INFORMATION SUPPLIED:
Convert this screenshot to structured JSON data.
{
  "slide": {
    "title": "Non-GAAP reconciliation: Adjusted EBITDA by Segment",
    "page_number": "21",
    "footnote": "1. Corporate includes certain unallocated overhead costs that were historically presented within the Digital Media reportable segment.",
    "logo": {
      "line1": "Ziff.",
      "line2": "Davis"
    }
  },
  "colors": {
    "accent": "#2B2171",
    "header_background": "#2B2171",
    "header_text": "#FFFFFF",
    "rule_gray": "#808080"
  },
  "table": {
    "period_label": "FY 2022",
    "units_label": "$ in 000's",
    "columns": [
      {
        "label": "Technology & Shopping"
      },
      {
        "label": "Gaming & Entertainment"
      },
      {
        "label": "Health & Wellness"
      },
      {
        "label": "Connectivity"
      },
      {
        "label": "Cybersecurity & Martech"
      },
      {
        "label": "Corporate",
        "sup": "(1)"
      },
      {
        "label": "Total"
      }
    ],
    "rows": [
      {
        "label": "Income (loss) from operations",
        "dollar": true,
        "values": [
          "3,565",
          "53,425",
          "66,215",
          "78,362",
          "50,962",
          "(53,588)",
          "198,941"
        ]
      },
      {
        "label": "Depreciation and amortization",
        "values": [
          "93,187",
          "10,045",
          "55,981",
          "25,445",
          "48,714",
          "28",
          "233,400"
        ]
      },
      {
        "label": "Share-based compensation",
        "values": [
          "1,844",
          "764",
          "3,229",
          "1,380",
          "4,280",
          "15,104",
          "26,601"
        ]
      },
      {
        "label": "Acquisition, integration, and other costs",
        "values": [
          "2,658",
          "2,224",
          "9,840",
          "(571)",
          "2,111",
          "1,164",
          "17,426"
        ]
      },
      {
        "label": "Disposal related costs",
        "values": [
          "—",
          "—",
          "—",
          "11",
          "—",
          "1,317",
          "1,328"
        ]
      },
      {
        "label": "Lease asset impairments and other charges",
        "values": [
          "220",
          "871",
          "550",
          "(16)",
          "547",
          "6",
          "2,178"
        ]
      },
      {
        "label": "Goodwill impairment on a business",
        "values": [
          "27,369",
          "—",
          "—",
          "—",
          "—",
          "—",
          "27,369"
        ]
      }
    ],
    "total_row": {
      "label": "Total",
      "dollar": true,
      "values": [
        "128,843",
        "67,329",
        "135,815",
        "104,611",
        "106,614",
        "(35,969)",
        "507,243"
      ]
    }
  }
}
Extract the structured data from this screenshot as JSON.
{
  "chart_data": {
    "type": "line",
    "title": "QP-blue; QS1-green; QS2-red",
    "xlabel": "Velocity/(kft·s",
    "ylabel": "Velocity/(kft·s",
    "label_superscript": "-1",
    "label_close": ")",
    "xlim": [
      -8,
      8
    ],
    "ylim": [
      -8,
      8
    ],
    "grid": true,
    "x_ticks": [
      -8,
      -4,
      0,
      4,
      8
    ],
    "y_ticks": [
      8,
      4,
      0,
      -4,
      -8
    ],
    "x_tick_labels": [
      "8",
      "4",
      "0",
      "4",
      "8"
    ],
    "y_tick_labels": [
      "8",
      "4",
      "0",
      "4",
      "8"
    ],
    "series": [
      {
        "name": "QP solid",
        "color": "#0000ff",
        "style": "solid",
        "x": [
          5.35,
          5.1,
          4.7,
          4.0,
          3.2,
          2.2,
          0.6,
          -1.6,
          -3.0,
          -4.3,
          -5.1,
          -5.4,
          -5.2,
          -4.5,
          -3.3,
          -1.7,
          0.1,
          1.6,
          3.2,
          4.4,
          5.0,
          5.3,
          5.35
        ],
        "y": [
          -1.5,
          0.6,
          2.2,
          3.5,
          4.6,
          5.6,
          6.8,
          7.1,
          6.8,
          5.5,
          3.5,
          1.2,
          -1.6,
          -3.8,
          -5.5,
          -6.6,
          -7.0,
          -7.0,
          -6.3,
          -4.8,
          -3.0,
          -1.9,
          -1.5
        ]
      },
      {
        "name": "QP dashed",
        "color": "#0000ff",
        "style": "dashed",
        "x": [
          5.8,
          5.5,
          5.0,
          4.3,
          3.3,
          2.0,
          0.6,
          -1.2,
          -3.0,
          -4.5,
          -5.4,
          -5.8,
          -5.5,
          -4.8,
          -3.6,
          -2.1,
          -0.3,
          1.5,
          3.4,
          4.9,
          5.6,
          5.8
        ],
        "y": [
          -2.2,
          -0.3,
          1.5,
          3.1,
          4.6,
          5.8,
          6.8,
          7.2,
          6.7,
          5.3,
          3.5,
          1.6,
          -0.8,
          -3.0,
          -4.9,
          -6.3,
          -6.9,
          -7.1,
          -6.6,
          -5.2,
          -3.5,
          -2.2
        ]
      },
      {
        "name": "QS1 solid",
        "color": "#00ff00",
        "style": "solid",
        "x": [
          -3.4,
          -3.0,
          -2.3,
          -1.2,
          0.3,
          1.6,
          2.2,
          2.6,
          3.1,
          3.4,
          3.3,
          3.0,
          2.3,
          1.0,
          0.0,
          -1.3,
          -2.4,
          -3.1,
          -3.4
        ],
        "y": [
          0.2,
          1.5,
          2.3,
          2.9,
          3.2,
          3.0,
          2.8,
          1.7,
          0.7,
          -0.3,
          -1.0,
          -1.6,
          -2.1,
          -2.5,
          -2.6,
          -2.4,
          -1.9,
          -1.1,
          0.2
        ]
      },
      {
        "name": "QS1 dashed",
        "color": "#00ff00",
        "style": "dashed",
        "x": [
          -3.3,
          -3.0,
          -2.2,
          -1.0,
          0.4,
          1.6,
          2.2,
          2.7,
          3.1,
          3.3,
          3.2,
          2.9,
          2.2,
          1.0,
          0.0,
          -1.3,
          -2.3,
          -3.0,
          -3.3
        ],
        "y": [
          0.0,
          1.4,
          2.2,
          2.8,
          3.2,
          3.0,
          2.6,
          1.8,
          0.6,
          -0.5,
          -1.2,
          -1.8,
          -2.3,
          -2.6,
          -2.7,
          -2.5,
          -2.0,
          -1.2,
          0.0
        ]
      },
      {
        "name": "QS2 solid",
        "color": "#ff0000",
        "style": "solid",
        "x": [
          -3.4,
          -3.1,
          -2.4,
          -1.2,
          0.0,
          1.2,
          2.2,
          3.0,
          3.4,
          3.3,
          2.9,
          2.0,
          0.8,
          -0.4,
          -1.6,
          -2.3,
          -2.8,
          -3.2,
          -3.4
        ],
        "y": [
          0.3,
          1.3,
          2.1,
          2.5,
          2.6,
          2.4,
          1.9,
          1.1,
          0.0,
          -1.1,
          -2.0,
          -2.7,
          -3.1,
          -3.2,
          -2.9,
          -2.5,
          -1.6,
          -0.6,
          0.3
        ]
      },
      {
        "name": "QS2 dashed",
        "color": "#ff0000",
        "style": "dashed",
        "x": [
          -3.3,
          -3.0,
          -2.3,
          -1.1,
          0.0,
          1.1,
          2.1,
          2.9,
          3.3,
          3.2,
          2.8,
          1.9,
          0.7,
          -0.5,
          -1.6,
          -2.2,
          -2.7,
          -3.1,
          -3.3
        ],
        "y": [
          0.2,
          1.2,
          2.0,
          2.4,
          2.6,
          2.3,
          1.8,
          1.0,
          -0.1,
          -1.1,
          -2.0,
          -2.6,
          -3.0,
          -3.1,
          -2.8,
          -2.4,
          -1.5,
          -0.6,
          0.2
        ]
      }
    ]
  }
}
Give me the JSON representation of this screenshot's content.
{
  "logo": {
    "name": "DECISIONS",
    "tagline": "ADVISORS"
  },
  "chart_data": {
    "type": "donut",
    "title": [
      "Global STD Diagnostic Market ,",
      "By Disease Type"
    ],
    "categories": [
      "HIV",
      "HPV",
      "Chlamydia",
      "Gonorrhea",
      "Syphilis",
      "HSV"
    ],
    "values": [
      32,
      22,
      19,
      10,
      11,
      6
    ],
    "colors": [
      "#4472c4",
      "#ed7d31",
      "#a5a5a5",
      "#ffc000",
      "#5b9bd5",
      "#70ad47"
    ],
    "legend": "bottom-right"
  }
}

THE REQUEST: Report how many lines in the data contain the word "JSON", with no words besides the number.

EXERCISE SOLUTION: 3